▶ TASK STATEMENT: Collect every line of the records below that contains the word "tính".

--- START ENTRIES SHOWN ---

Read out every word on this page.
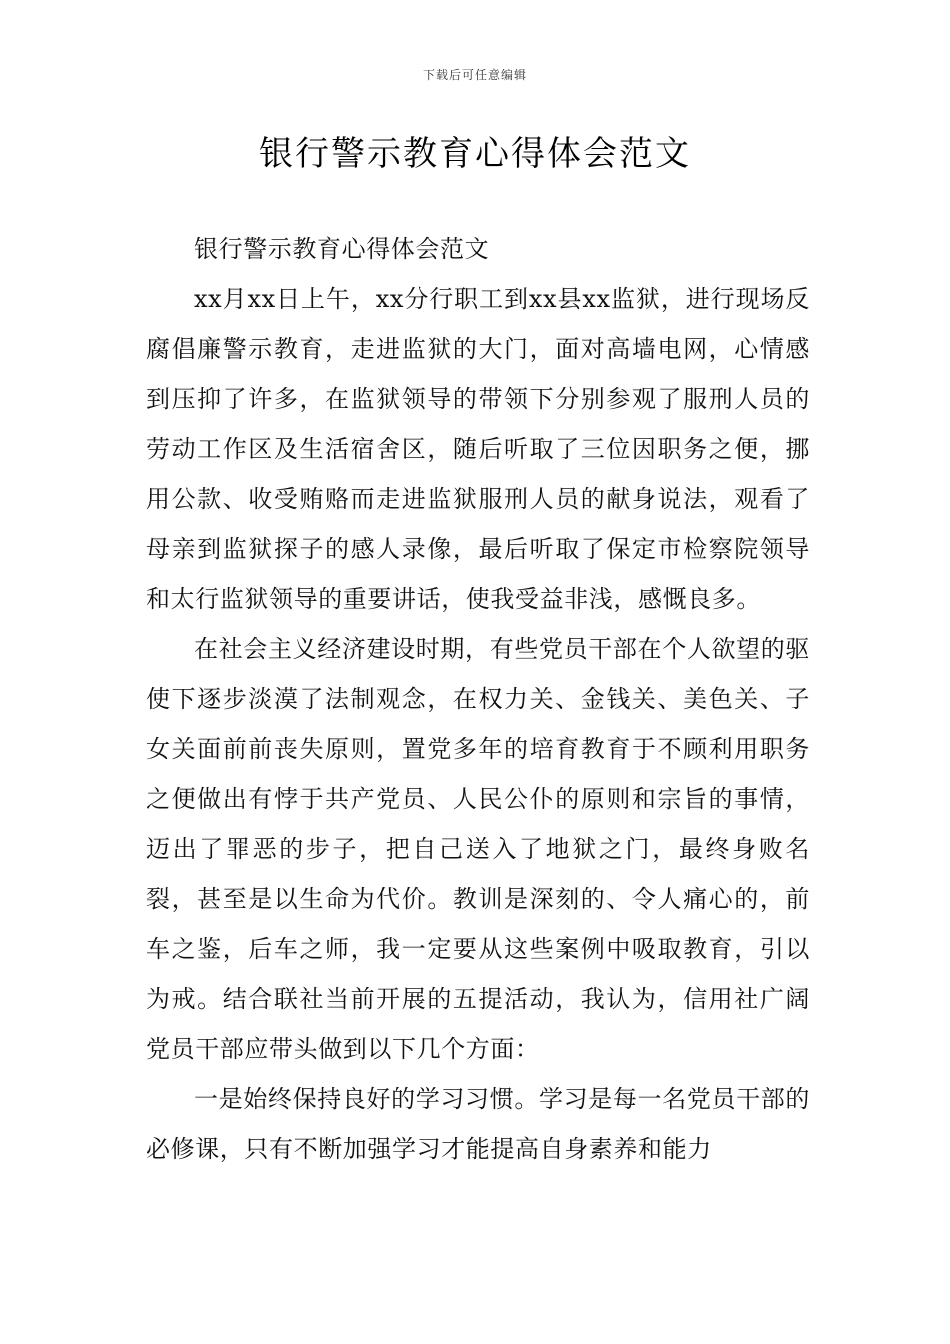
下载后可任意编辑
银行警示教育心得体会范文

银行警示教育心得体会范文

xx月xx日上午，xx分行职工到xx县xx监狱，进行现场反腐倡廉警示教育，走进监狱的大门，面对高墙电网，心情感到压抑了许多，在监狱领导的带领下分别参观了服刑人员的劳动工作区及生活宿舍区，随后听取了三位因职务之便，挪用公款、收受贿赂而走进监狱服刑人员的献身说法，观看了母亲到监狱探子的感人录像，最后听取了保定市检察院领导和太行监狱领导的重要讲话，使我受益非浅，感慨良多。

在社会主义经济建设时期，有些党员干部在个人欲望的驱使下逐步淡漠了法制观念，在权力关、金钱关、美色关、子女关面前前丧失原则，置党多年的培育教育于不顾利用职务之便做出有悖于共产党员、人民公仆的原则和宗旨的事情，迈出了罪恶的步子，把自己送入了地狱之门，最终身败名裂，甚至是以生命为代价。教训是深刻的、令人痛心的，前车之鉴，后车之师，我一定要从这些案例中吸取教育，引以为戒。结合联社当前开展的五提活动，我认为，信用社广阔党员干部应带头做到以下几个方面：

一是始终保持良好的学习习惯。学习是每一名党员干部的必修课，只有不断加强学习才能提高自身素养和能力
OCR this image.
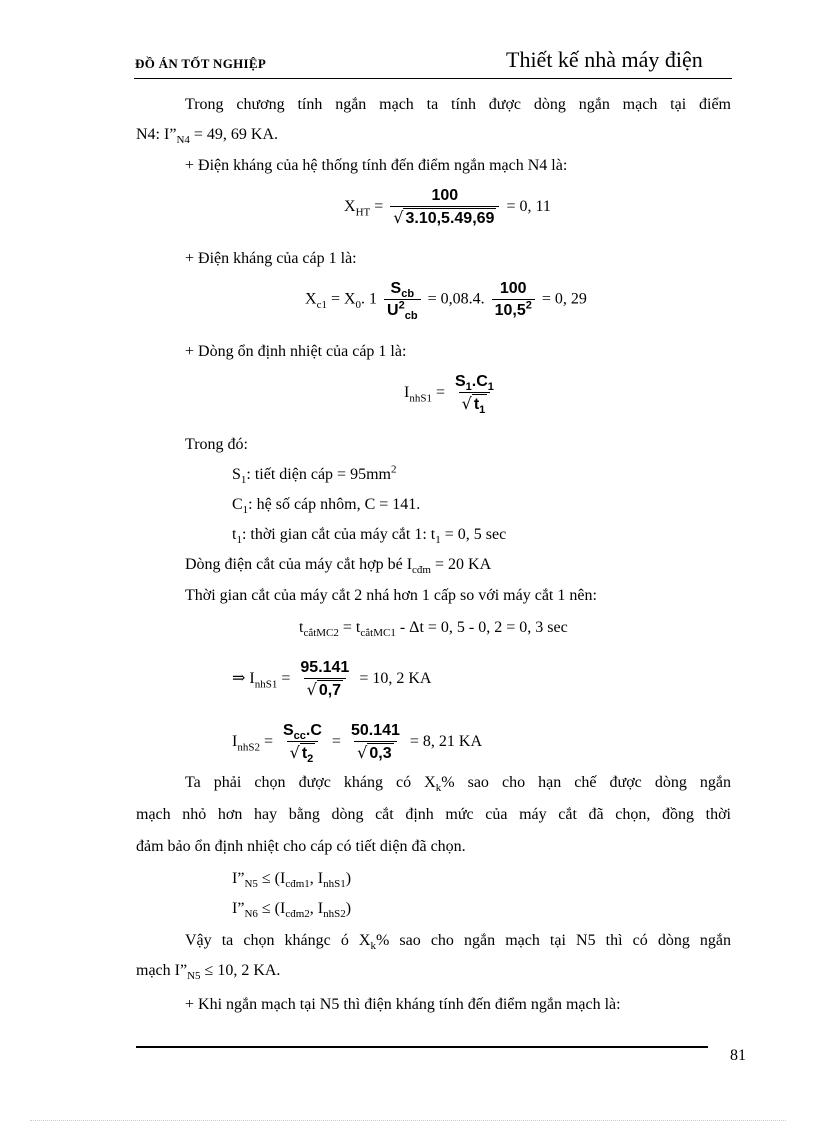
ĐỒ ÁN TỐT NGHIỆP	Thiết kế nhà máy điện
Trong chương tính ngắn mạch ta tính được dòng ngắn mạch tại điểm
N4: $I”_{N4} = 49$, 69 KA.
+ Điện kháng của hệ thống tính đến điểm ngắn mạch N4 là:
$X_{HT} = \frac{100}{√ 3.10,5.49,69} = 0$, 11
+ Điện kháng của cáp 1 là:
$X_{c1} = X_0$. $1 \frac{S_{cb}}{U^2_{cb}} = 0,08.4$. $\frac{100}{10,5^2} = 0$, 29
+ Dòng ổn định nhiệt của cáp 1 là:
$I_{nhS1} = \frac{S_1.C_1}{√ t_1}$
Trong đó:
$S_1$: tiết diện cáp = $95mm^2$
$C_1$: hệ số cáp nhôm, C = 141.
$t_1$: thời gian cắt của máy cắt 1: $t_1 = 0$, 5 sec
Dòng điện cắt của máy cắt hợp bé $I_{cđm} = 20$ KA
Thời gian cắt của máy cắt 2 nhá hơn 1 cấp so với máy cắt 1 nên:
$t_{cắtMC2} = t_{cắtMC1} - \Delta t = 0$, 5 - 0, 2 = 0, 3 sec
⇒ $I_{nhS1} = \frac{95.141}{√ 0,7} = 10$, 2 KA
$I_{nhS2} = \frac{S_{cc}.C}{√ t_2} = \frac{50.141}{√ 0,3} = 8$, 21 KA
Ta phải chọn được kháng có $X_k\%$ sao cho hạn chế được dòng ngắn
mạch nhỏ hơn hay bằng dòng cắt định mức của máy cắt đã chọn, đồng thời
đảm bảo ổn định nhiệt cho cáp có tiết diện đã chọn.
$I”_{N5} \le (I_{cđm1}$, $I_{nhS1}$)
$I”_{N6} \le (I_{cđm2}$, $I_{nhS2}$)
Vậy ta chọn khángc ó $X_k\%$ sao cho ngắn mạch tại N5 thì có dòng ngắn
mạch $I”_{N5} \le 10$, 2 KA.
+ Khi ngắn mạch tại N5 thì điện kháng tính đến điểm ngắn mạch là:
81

--- END ENTRIES SHOWN ---

▶ CORRECT RESPONSE:
Trong chương tính ngắn mạch ta tính được dòng ngắn mạch tại điểm
+ Điện kháng của hệ thống tính đến điểm ngắn mạch N4 là:
+ Khi ngắn mạch tại N5 thì điện kháng tính đến điểm ngắn mạch là:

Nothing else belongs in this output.